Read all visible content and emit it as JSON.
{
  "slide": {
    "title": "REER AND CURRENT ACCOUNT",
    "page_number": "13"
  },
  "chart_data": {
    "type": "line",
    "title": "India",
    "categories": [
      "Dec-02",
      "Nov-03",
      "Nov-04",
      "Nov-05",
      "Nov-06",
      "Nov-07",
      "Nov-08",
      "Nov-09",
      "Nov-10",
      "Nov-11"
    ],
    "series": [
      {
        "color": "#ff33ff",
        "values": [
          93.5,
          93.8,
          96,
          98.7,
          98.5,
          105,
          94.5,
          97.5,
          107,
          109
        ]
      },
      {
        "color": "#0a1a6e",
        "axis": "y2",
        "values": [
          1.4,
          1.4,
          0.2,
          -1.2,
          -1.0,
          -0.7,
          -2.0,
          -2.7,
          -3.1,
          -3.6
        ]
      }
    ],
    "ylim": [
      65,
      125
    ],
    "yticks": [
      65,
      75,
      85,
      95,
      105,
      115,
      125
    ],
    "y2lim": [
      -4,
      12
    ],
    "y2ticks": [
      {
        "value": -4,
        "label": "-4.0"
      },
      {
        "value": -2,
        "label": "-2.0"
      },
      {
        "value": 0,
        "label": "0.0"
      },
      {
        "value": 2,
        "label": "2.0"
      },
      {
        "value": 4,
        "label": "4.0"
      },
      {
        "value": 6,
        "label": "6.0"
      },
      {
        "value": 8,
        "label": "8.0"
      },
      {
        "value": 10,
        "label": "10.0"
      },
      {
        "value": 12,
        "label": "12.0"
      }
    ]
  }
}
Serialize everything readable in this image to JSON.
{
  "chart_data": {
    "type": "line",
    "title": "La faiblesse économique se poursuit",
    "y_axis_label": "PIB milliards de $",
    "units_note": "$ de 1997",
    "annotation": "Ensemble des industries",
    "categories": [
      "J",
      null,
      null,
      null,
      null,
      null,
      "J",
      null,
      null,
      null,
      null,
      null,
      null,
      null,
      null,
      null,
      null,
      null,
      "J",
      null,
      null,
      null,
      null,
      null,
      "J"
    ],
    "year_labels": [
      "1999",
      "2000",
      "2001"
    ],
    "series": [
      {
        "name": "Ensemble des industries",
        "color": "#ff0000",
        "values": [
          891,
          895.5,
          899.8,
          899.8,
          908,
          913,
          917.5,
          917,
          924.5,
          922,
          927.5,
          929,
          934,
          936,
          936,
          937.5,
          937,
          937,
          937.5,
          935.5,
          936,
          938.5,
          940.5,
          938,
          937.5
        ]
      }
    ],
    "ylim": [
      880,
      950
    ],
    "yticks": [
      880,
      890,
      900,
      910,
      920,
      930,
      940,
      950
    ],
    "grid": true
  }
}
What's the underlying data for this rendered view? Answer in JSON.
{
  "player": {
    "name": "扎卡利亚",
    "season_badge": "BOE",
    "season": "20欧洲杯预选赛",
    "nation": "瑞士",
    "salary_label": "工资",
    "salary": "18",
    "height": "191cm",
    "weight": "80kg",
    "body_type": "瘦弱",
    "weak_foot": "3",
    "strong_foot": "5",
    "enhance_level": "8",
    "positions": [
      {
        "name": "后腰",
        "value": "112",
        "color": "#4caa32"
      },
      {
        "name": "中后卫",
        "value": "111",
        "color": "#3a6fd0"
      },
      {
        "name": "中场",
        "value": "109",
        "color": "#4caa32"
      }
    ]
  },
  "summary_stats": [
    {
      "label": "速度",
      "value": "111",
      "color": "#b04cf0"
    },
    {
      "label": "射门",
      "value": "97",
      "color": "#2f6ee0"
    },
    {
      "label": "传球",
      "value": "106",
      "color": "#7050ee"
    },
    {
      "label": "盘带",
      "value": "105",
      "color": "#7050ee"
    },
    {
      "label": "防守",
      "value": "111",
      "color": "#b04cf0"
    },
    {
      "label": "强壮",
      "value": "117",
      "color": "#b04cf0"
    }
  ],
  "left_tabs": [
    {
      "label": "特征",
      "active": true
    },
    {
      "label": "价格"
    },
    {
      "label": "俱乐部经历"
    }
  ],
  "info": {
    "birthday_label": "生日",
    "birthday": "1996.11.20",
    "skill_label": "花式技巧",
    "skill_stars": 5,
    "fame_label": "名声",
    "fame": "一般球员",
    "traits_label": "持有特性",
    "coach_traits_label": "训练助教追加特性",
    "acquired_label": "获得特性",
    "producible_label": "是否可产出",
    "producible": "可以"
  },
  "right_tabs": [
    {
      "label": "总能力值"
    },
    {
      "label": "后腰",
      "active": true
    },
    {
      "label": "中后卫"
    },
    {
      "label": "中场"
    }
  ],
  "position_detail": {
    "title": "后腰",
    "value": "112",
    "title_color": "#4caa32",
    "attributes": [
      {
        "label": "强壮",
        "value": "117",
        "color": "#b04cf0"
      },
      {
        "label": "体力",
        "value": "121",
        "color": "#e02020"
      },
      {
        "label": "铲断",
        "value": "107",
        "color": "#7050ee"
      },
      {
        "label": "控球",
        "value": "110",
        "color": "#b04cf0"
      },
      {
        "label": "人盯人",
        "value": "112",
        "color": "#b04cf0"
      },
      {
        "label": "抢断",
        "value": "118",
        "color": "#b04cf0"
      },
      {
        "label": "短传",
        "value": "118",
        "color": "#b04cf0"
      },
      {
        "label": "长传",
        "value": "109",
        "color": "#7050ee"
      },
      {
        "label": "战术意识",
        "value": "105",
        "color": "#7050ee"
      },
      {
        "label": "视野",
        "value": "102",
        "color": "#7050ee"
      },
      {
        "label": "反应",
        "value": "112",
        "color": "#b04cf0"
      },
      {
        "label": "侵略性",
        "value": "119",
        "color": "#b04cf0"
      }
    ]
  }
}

····················

◆ Task instructions ◆
Return each line of the records above exactly as it reads.

◆ Completed task ◆
Read all visible content and emit it as JSON.
{
  "slide": {
    "title": "REER AND CURRENT ACCOUNT",
    "page_number": "13"
  },
  "chart_data": {
    "type": "line",
    "title": "India",
    "categories": [
      "Dec-02",
      "Nov-03",
      "Nov-04",
      "Nov-05",
      "Nov-06",
      "Nov-07",
      "Nov-08",
      "Nov-09",
      "Nov-10",
      "Nov-11"
    ],
    "series": [
      {
        "color": "#ff33ff",
        "values": [
          93.5,
          93.8,
          96,
          98.7,
          98.5,
          105,
          94.5,
          97.5,
          107,
          109
        ]
      },
      {
        "color": "#0a1a6e",
        "axis": "y2",
        "values": [
          1.4,
          1.4,
          0.2,
          -1.2,
          -1.0,
          -0.7,
          -2.0,
          -2.7,
          -3.1,
          -3.6
        ]
      }
    ],
    "ylim": [
      65,
      125
    ],
    "yticks": [
      65,
      75,
      85,
      95,
      105,
      115,
      125
    ],
    "y2lim": [
      -4,
      12
    ],
    "y2ticks": [
      {
        "value": -4,
        "label": "-4.0"
      },
      {
        "value": -2,
        "label": "-2.0"
      },
      {
        "value": 0,
        "label": "0.0"
      },
      {
        "value": 2,
        "label": "2.0"
      },
      {
        "value": 4,
        "label": "4.0"
      },
      {
        "value": 6,
        "label": "6.0"
      },
      {
        "value": 8,
        "label": "8.0"
      },
      {
        "value": 10,
        "label": "10.0"
      },
      {
        "value": 12,
        "label": "12.0"
      }
    ]
  }
}
Serialize everything readable in this image to JSON.
{
  "chart_data": {
    "type": "line",
    "title": "La faiblesse économique se poursuit",
    "y_axis_label": "PIB milliards de $",
    "units_note": "$ de 1997",
    "annotation": "Ensemble des industries",
    "categories": [
      "J",
      null,
      null,
      null,
      null,
      null,
      "J",
      null,
      null,
      null,
      null,
      null,
      null,
      null,
      null,
      null,
      null,
      null,
      "J",
      null,
      null,
      null,
      null,
      null,
      "J"
    ],
    "year_labels": [
      "1999",
      "2000",
      "2001"
    ],
    "series": [
      {
        "name": "Ensemble des industries",
        "color": "#ff0000",
        "values": [
          891,
          895.5,
          899.8,
          899.8,
          908,
          913,
          917.5,
          917,
          924.5,
          922,
          927.5,
          929,
          934,
          936,
          936,
          937.5,
          937,
          937,
          937.5,
          935.5,
          936,
          938.5,
          940.5,
          938,
          937.5
        ]
      }
    ],
    "ylim": [
      880,
      950
    ],
    "yticks": [
      880,
      890,
      900,
      910,
      920,
      930,
      940,
      950
    ],
    "grid": true
  }
}
What's the underlying data for this rendered view? Answer in JSON.
{
  "player": {
    "name": "扎卡利亚",
    "season_badge": "BOE",
    "season": "20欧洲杯预选赛",
    "nation": "瑞士",
    "salary_label": "工资",
    "salary": "18",
    "height": "191cm",
    "weight": "80kg",
    "body_type": "瘦弱",
    "weak_foot": "3",
    "strong_foot": "5",
    "enhance_level": "8",
    "positions": [
      {
        "name": "后腰",
        "value": "112",
        "color": "#4caa32"
      },
      {
        "name": "中后卫",
        "value": "111",
        "color": "#3a6fd0"
      },
      {
        "name": "中场",
        "value": "109",
        "color": "#4caa32"
      }
    ]
  },
  "summary_stats": [
    {
      "label": "速度",
      "value": "111",
      "color": "#b04cf0"
    },
    {
      "label": "射门",
      "value": "97",
      "color": "#2f6ee0"
    },
    {
      "label": "传球",
      "value": "106",
      "color": "#7050ee"
    },
    {
      "label": "盘带",
      "value": "105",
      "color": "#7050ee"
    },
    {
      "label": "防守",
      "value": "111",
      "color": "#b04cf0"
    },
    {
      "label": "强壮",
      "value": "117",
      "color": "#b04cf0"
    }
  ],
  "left_tabs": [
    {
      "label": "特征",
      "active": true
    },
    {
      "label": "价格"
    },
    {
      "label": "俱乐部经历"
    }
  ],
  "info": {
    "birthday_label": "生日",
    "birthday": "1996.11.20",
    "skill_label": "花式技巧",
    "skill_stars": 5,
    "fame_label": "名声",
    "fame": "一般球员",
    "traits_label": "持有特性",
    "coach_traits_label": "训练助教追加特性",
    "acquired_label": "获得特性",
    "producible_label": "是否可产出",
    "producible": "可以"
  },
  "right_tabs": [
    {
      "label": "总能力值"
    },
    {
      "label": "后腰",
      "active": true
    },
    {
      "label": "中后卫"
    },
    {
      "label": "中场"
    }
  ],
  "position_detail": {
    "title": "后腰",
    "value": "112",
    "title_color": "#4caa32",
    "attributes": [
      {
        "label": "强壮",
        "value": "117",
        "color": "#b04cf0"
      },
      {
        "label": "体力",
        "value": "121",
        "color": "#e02020"
      },
      {
        "label": "铲断",
        "value": "107",
        "color": "#7050ee"
      },
      {
        "label": "控球",
        "value": "110",
        "color": "#b04cf0"
      },
      {
        "label": "人盯人",
        "value": "112",
        "color": "#b04cf0"
      },
      {
        "label": "抢断",
        "value": "118",
        "color": "#b04cf0"
      },
      {
        "label": "短传",
        "value": "118",
        "color": "#b04cf0"
      },
      {
        "label": "长传",
        "value": "109",
        "color": "#7050ee"
      },
      {
        "label": "战术意识",
        "value": "105",
        "color": "#7050ee"
      },
      {
        "label": "视野",
        "value": "102",
        "color": "#7050ee"
      },
      {
        "label": "反应",
        "value": "112",
        "color": "#b04cf0"
      },
      {
        "label": "侵略性",
        "value": "119",
        "color": "#b04cf0"
      }
    ]
  }
}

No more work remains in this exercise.